───── Material

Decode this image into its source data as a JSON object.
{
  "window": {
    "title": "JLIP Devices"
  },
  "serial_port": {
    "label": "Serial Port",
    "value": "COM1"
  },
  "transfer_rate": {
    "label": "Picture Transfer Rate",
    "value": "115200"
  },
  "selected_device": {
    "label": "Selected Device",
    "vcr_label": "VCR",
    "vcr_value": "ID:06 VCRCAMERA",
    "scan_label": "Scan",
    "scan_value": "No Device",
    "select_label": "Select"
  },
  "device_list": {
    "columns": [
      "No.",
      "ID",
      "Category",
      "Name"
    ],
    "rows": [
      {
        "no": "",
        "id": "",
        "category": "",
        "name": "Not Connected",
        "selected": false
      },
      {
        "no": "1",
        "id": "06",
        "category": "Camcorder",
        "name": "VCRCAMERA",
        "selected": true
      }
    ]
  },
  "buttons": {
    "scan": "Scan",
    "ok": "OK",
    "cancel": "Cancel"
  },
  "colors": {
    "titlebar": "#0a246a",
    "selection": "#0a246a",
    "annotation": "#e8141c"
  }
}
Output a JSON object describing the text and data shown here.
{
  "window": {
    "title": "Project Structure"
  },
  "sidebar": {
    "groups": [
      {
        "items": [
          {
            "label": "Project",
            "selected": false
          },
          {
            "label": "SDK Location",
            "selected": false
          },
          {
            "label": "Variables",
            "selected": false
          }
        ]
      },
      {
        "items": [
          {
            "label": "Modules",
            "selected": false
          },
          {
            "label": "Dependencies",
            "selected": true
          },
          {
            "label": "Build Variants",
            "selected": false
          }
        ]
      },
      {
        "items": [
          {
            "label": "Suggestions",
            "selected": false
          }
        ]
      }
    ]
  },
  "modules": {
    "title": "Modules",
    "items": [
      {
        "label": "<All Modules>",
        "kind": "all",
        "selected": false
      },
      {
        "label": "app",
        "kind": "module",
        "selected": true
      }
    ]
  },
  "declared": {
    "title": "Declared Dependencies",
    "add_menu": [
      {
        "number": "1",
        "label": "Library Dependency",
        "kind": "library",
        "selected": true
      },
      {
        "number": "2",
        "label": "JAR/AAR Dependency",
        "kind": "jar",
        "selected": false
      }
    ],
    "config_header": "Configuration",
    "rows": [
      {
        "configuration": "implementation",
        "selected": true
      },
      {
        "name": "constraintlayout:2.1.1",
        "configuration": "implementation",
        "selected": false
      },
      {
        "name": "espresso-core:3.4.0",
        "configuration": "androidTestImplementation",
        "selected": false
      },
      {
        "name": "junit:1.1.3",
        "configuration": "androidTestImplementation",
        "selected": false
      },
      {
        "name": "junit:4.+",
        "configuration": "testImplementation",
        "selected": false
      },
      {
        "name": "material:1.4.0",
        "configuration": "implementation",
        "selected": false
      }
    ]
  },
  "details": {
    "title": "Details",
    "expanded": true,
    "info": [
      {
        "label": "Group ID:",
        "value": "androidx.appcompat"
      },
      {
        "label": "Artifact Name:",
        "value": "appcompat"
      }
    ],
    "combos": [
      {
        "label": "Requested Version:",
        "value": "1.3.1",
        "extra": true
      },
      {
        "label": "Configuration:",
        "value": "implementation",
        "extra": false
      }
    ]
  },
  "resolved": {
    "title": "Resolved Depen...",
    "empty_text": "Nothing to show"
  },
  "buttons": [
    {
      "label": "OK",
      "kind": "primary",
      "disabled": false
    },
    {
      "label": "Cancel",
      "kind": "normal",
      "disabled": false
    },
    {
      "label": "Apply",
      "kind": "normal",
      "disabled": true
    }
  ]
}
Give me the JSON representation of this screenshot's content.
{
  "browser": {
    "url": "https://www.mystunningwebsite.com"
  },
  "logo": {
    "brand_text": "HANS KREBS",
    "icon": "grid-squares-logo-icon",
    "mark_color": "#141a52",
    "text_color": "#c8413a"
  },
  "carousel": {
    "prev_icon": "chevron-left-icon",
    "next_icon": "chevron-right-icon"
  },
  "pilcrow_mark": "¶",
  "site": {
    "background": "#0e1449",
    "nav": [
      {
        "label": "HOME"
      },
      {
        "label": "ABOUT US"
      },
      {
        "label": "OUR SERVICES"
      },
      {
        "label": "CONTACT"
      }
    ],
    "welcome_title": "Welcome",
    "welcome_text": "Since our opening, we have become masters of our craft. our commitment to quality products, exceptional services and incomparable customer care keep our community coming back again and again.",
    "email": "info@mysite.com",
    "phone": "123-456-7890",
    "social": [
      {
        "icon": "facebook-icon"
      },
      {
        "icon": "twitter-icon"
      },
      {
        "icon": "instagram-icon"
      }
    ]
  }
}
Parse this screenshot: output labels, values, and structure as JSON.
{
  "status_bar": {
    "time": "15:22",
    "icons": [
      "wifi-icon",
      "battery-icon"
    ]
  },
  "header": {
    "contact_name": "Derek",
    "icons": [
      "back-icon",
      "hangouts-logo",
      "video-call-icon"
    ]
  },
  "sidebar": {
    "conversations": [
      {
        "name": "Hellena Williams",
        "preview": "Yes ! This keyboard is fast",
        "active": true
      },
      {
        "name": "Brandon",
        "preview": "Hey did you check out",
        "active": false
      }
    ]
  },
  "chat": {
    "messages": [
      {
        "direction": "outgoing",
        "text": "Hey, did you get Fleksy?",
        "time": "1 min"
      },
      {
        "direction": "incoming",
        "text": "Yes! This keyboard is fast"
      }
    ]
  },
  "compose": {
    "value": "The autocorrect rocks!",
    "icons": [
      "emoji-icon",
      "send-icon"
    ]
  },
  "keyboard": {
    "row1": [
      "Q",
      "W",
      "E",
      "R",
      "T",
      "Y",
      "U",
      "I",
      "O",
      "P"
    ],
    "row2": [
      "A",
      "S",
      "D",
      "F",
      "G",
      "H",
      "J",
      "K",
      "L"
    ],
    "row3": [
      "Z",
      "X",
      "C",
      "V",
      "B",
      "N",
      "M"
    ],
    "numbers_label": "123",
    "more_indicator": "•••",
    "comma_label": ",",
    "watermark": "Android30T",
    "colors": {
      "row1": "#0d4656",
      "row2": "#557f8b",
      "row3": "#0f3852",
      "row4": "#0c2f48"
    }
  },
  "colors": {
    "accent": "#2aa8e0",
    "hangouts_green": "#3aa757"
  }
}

──────────

Problem details: Each line that holds the word "direction" should be extracted from the records.

Solution for this task:
        "direction": "outgoing",
        "direction": "incoming",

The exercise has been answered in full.